╭─ Data provided
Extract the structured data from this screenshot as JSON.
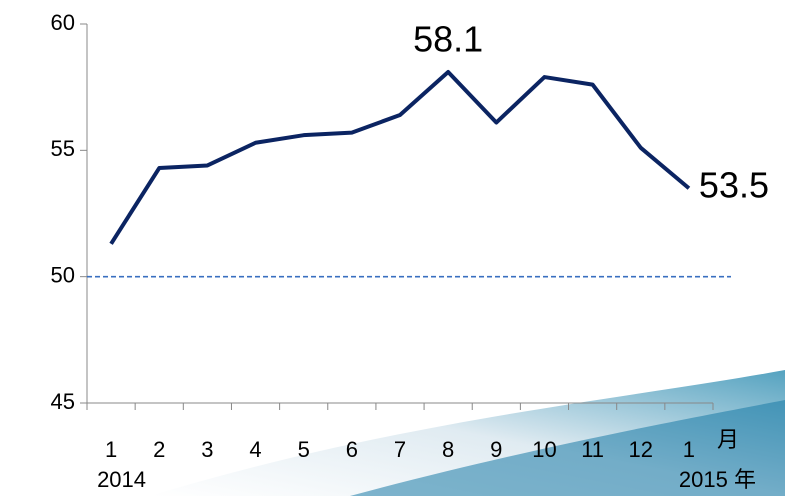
{
  "chart_data": {
    "type": "line",
    "categories": [
      "1",
      "2",
      "3",
      "4",
      "5",
      "6",
      "7",
      "8",
      "9",
      "10",
      "11",
      "12",
      "1"
    ],
    "x_group_labels": [
      "2014",
      null,
      null,
      null,
      null,
      null,
      null,
      null,
      null,
      null,
      null,
      null,
      "2015 年"
    ],
    "x_unit": "月",
    "series": [
      {
        "name": null,
        "color": "#0b2462",
        "values": [
          51.3,
          54.3,
          54.4,
          55.3,
          55.6,
          55.7,
          56.4,
          58.1,
          56.1,
          57.9,
          57.6,
          55.1,
          53.5
        ],
        "value_labels": [
          null,
          null,
          null,
          null,
          null,
          null,
          null,
          "58.1",
          null,
          null,
          null,
          null,
          "53.5"
        ]
      }
    ],
    "ylim": [
      45,
      60
    ],
    "yticks": [
      45,
      50,
      55,
      60
    ],
    "reference_line": {
      "value": 50,
      "color": "#3a6fc0",
      "dashed": true
    }
  }
}
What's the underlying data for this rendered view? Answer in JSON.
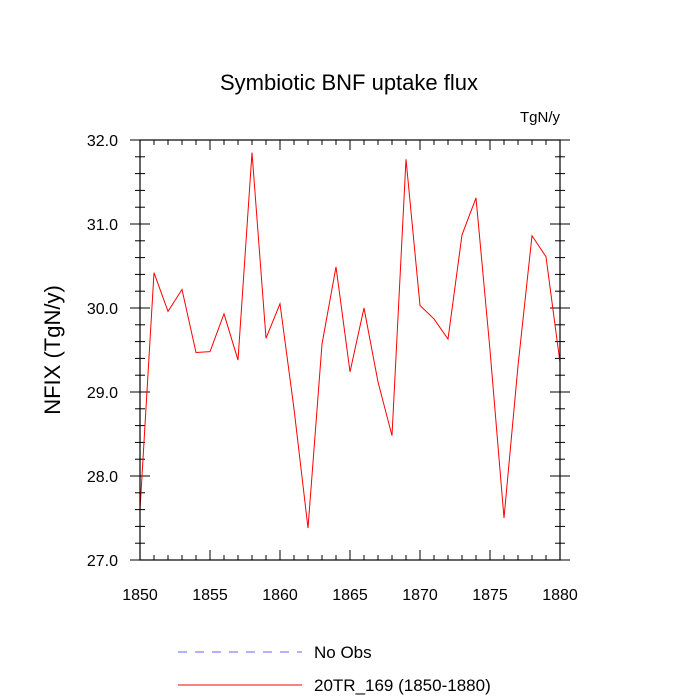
╰─
## Aim
Tally how many lines of the records hold the word "this". Answer with the number only.

## In response
2